#### [WORK TO DO]
Read the records below and copy each line that contains "text".

[Figure record listings]

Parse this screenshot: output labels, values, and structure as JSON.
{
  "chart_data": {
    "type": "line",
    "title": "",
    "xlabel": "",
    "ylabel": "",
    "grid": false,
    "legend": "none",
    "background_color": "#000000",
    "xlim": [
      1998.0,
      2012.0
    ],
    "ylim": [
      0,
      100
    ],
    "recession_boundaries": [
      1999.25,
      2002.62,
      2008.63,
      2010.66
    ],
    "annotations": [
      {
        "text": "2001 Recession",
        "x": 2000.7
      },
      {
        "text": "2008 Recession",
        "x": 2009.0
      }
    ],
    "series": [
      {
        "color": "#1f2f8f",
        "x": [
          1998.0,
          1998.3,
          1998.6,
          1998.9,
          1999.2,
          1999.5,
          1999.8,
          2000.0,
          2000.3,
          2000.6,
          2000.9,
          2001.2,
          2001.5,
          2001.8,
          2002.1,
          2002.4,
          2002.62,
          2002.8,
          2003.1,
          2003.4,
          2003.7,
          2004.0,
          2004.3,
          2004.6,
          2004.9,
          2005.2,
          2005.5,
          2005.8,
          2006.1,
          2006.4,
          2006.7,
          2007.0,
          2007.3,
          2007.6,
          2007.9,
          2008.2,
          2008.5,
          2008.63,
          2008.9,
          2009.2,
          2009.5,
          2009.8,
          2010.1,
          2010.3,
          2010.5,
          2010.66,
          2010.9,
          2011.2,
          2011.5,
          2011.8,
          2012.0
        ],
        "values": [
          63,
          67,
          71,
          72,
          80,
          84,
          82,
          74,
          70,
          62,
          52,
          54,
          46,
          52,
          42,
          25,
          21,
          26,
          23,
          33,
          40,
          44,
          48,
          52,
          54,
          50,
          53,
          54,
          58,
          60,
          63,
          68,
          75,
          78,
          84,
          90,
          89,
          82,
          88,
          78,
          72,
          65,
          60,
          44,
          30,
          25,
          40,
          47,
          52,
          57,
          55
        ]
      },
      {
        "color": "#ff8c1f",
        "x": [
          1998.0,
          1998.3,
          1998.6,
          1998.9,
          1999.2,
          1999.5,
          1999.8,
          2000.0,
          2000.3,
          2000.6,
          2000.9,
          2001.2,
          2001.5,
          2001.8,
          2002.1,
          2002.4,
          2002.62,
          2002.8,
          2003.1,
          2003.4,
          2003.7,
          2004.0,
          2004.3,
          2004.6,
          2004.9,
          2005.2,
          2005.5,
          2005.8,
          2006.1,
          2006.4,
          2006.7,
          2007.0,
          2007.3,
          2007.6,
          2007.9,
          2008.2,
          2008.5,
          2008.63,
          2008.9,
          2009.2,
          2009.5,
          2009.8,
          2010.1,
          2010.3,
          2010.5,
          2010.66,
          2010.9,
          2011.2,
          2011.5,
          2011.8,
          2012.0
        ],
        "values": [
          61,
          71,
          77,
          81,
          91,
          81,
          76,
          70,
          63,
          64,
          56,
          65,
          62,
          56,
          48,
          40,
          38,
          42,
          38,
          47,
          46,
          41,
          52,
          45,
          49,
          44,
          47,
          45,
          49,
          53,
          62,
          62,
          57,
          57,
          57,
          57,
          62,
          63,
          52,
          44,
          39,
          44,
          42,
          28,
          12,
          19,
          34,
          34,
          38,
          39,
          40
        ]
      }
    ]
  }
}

#### [THE OUTPUT]
        "text": "2001 Recession",
        "text": "2008 Recession",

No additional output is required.